### SELECTED PASSAGE
Japan's Direct Foreign Investment Hit Record $50.2bn In '06
Japan's net direct foreign investment climbed 10% on the year to a record 50.2 billion dollars in 2006, surpassing the 50 billion dollar mark for the first time ever, according to data released Wednesday by the Japan External Trade Organization. The previous record was 48 billion dollars in 1990, during the heyday of the economic bubble. JETRO's 2007 White Paper on International Trade and Foreign Direct Investment attributes the large investment amount to the growing number of Japanese companies making forays into emerging economies, particularly in Asia. "Japan's listed companies generate about 30% of their sales and operating profit from abroad, of which about 30% is from Asia," the report says. Meanwhile, overseas mergers and acquisitions by Japanese companies also helped lift Japan's direct investment abroad. Such M&As soared 64% on the year to 19.9 billion dollars thanks to such major deals as Toshiba Corp.'s acquisition of Westinghouse Electric Co. On the other hand, foreign direct investment into Japan saw a net capital outflow -- the first in 17 years. Capital inflow reached a record high as a result of brisk foreign investment in Japan's financial, chemical and pharmaceutical sectors. But capital outflow also ballooned to a record high because of such factors as Vodafone Group Plc's sale of its Japanese subsidiary. (The Nihon Keizai Shimbun, August 8, 2007)

Govt Panel Draws Up Guidelines For FY08 Budget
The government's economic policy-making panel agreed Tuesday on guidelines for the fiscal 2008 state budget, featuring spending cuts in key areas such as public investment and social security costs, in an attempt to curb core policy-related expenditures. The guidelines were adopted at a meeting of the Council of Economic and Fiscal Policy, chaired by Prime Minister Shinzo Abe, following recommendations made Monday by four private-sector members of the panel. The panel agreed on a 3 percent cut in public works projects from the previous year, and a reduction in social security costs by 220 billion yen on a general-account basis. The guidelines also require the government to trim personal expenses for public servants by 0.5 trillion yen or more at the national and local levels in the fiscal 2008 budget. Finance Minister Koji Omi said during the panel's meeting that it is necessary to implement maximum spending cuts in compiling the fiscal 2008 budget, economic and fiscal policy minister Hiroko Ota told a news conference. Omi said the government will set aside necessary budgetary allocations for four key policy areas -- boosting economic growth, the revitalization of the regional economies, education reform and prompting environmentally-friendly policies such as reducing greenhouse gas emissions, according to Ota. The panel is expected to determine the size of the spending cap on core policy-related outlays in a meeting Thursday and then the Cabinet will likely endorse it Friday, government officials said. In July last year, the Finance Ministry put a 46.8 trillion yen spending cap on policy-related expenditures in the general-account budget for the current fiscal year that covers the 12-month period from April 2007 to March 2008. The size of the spending cap on general expenditures is likely to exceed the previous year's level to top 47 trillion yen again under the fiscal 2008 budget, government sources said. (Kyodo News Service, August 07, 2007)

### ASSIGNED TASK 1
Decide whether each statement agrees with the news excerpts, answering yes or no and quoting the deciding words: (a) Japan's net direct foreign investment in 2006 passed 50 billion dollars for the first time; (b) overseas mergers and acquisitions by Japanese companies declined in 2006; (c) the panel agreed on a 5 percent cut in public works projects.
### ASSIGNED TASK 2
According to the news excerpts, who chairs the Council of Economic and Fiscal Policy?
### ASSIGNED TASK 3
Translate this sentence from the news excerpts into French: "The previous record was 48 billion dollars in 1990, during the heyday of the economic bubble."

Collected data
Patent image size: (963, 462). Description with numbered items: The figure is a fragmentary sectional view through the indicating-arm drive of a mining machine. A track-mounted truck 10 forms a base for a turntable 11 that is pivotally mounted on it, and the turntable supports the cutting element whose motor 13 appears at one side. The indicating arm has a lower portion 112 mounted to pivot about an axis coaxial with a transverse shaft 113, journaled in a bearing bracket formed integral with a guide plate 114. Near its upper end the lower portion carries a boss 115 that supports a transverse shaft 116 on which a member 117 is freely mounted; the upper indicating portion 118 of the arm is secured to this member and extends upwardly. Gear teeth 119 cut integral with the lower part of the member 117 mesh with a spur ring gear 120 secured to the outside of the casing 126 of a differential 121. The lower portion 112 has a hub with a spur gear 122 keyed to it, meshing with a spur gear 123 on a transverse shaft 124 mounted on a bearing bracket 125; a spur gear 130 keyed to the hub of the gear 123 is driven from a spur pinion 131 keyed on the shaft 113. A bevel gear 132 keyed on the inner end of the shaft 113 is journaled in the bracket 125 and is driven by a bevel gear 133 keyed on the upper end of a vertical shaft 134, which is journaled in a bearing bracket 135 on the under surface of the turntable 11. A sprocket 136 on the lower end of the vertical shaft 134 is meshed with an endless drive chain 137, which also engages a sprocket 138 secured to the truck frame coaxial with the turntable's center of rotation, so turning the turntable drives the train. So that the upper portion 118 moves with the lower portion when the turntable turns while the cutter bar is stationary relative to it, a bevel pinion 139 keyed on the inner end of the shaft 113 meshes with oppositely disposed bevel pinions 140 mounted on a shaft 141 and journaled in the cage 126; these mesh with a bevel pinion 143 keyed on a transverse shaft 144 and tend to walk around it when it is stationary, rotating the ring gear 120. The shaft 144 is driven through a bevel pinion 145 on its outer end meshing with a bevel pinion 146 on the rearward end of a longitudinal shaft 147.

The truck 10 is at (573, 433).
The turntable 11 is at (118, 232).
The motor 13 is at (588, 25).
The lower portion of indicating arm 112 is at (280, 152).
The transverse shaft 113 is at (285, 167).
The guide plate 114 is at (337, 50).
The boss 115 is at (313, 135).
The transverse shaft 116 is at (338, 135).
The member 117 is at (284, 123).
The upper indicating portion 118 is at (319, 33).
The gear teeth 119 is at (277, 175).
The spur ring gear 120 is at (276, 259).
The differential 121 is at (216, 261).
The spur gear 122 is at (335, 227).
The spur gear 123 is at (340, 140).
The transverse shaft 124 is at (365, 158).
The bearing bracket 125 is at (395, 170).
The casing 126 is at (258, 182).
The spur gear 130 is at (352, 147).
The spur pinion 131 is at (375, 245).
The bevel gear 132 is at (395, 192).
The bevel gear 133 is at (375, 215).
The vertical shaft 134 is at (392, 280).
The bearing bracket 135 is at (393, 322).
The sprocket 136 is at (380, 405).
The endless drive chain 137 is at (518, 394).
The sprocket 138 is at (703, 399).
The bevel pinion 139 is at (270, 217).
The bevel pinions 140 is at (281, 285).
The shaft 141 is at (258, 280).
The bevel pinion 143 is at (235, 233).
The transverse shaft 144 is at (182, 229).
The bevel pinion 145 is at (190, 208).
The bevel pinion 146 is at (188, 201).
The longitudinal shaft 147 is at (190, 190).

### YOUR RESPONSE 1
(a) Yes: "surpassing the 50 billion dollar mark for the first time ever"
(b) No: "Such M&As soared 64% on the year to 19.9 billion dollars"
(c) No: "The panel agreed on a 3 percent cut in public works projects from the previous year"

### YOUR RESPONSE 2
Prime Minister Shinzo Abe.

### YOUR RESPONSE 3
Le précédent record était de 48 milliards de dollars en 1990, à l'apogée de la bulle économique.